Then you're incredibly lucky.

I work in a staff level IT role. A couple years back, I was applying for a job in South Carolina. One of the first questions the interviewer asked me was "how do I feel about being managed by someone younger than myself?" I had maybe three to four years of total experience then, and was in my late 20s.

One of my previous employers was a Boston based tech company that is not a household name. The senior manager of my department (who was in his mid-40s) who had the final say on hiring staff systems analysts/engineers had a de facto policy in place.

1) At least five years of total experience, but not fewer than two and no more than five at any one place. Someone with fewer than two at any one place was considering a job hopper - more than five, and they were viewed as too set in their ways and "inflexible."

This basically excluded all candidates 30+ who had worked their way up at one employer.

2) He'd only interview candidates from the top engineering schools at first. In Boston, we'd get passed over for bigger tech names from the top engineering schools. In Indianapolis, that meant Purdue. They would interview other options only if not receiving candidates from top schools.

GIVEN PROBLEM A =
Answer these about the post on hiring:
(i) In which state was the job the writer applied for a couple years back?
(ii) How old was the senior manager who had the final say on hiring?
(iii) Which school counted as a top engineering school in Indianapolis?
GIVEN PROBLEM B = Edit the post on hiring from "1) At least" up to and including "at one employer.", and put "frequent job switcher" in place of "job hopper".

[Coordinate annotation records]

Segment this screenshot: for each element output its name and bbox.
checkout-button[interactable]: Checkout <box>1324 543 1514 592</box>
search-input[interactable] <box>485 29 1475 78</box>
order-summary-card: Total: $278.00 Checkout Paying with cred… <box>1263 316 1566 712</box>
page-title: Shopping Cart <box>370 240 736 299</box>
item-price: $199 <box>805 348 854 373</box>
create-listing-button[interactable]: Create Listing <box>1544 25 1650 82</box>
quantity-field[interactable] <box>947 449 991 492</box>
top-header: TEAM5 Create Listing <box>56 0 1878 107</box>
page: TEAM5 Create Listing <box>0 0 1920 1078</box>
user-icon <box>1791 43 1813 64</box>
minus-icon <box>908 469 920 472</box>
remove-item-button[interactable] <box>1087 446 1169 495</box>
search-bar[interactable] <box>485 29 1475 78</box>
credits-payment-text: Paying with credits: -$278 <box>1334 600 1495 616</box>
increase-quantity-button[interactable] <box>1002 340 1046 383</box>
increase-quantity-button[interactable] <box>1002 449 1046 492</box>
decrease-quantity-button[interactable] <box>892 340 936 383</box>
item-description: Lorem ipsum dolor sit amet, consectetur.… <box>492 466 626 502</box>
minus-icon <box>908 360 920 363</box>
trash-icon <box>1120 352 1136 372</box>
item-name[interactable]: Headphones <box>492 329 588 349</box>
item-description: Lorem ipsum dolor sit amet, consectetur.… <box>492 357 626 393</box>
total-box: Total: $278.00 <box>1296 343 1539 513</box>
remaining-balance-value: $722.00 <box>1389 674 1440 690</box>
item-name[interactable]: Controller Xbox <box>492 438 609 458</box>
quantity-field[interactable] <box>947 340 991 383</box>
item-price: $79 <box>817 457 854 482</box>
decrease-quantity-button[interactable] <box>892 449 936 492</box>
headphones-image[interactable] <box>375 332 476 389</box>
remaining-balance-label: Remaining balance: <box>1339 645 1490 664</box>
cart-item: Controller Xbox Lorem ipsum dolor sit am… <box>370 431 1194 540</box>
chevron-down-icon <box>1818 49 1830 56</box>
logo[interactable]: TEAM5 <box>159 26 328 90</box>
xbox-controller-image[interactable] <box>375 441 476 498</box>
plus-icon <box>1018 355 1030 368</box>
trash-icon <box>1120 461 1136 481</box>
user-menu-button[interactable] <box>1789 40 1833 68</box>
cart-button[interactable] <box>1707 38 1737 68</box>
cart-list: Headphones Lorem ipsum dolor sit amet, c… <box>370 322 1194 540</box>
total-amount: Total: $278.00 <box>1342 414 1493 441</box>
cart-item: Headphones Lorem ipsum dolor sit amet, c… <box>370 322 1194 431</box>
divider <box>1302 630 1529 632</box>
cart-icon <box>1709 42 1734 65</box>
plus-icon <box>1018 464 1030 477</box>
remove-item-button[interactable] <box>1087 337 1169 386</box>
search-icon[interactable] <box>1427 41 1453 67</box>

EXERCISE RESULT A =
(i) South Carolina
(ii) In his mid-40s
(iii) Purdue

EXERCISE RESULT B =
1) At least five years of total experience, but not fewer than two and no more than five at any one place. Someone with fewer than two at any one place was considering a frequent job switcher - more than five, and they were viewed as too set in their ways and "inflexible."

This basically excluded all candidates 30+ who had worked their way up at one employer.